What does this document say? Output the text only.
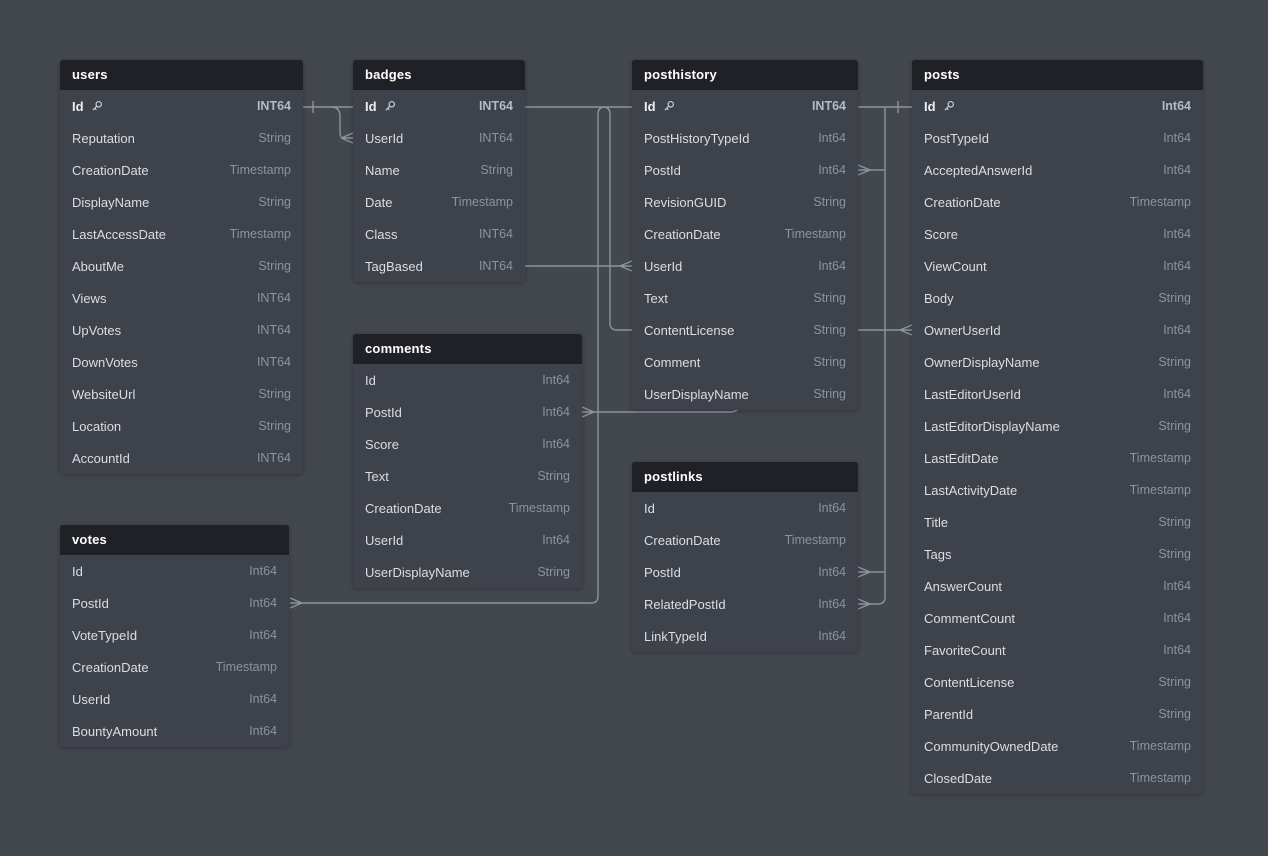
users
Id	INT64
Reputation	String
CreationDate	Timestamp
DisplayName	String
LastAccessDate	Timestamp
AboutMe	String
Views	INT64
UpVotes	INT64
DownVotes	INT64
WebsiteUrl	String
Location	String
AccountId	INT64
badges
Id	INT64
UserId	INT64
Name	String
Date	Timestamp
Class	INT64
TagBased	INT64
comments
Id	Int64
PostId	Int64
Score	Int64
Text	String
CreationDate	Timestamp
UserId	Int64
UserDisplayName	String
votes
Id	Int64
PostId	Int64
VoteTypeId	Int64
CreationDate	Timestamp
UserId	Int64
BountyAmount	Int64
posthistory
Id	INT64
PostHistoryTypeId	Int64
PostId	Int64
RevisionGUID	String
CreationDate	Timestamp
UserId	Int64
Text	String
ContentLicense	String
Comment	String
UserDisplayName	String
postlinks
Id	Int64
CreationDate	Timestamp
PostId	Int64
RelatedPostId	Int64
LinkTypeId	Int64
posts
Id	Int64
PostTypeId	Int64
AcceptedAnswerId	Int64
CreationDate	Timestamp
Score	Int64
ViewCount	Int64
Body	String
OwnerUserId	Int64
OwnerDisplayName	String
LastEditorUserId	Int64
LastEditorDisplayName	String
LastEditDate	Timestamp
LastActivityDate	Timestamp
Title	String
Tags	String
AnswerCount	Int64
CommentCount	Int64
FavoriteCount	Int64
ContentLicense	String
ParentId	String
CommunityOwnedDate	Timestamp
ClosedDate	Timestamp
++++++++++
What to produce: Omit the pictures, then output the rest of the listing exactly.

Reply:
What does this document say? Output the text only.
users
Id	INT64
Reputation	String
CreationDate	Timestamp
DisplayName	String
LastAccessDate	Timestamp
AboutMe	String
Views	INT64
UpVotes	INT64
DownVotes	INT64
WebsiteUrl	String
Location	String
AccountId	INT64
badges
Id	INT64
UserId	INT64
Name	String
Date	Timestamp
Class	INT64
TagBased	INT64
comments
Id	Int64
PostId	Int64
Score	Int64
Text	String
CreationDate	Timestamp
UserId	Int64
UserDisplayName	String
votes
Id	Int64
PostId	Int64
VoteTypeId	Int64
CreationDate	Timestamp
UserId	Int64
BountyAmount	Int64
posthistory
Id	INT64
PostHistoryTypeId	Int64
PostId	Int64
RevisionGUID	String
CreationDate	Timestamp
UserId	Int64
Text	String
ContentLicense	String
Comment	String
UserDisplayName	String
postlinks
Id	Int64
CreationDate	Timestamp
PostId	Int64
RelatedPostId	Int64
LinkTypeId	Int64
posts
Id	Int64
PostTypeId	Int64
AcceptedAnswerId	Int64
CreationDate	Timestamp
Score	Int64
ViewCount	Int64
Body	String
OwnerUserId	Int64
OwnerDisplayName	String
LastEditorUserId	Int64
LastEditorDisplayName	String
LastEditDate	Timestamp
LastActivityDate	Timestamp
Title	String
Tags	String
AnswerCount	Int64
CommentCount	Int64
FavoriteCount	Int64
ContentLicense	String
ParentId	String
CommunityOwnedDate	Timestamp
ClosedDate	Timestamp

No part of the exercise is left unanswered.